[Items from a dataset]
__________

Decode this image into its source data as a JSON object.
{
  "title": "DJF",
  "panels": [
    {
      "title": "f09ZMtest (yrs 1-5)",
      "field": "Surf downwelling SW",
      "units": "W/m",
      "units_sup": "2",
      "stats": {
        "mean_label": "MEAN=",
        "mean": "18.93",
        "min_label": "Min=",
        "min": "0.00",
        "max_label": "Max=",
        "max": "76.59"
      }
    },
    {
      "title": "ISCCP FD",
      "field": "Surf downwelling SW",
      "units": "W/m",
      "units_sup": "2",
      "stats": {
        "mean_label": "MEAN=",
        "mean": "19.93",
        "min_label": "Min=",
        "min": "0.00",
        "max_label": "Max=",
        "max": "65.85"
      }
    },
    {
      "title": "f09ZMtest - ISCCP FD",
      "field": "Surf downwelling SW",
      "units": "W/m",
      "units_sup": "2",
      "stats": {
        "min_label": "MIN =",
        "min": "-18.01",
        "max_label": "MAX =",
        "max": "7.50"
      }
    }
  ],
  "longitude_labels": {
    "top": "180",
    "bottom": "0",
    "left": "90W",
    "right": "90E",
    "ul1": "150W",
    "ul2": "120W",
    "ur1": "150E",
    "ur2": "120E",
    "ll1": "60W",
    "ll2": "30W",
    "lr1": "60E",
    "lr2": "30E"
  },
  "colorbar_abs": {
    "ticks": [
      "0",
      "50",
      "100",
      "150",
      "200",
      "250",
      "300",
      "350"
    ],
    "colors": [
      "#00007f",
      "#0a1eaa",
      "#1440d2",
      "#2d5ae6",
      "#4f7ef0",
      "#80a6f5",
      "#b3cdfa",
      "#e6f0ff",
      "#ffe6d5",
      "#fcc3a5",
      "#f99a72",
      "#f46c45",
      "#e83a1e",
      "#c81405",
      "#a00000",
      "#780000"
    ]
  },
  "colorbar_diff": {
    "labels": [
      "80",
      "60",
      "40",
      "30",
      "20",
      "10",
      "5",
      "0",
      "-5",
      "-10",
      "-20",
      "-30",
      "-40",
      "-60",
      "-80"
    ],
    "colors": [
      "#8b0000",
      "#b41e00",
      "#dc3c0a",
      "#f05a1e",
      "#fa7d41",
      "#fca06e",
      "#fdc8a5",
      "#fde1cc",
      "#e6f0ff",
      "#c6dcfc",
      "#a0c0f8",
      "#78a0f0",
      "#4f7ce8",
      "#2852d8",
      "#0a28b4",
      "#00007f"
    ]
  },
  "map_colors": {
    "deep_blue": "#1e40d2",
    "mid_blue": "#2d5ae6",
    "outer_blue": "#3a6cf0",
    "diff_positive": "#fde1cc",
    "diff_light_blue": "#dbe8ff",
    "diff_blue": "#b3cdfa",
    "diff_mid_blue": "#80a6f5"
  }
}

__________

Task prompt
Look through the entries and return every line where "title" appears.

Correct output
  "title": "DJF",
      "title": "f09ZMtest (yrs 1-5)",
      "title": "ISCCP FD",
      "title": "f09ZMtest - ISCCP FD",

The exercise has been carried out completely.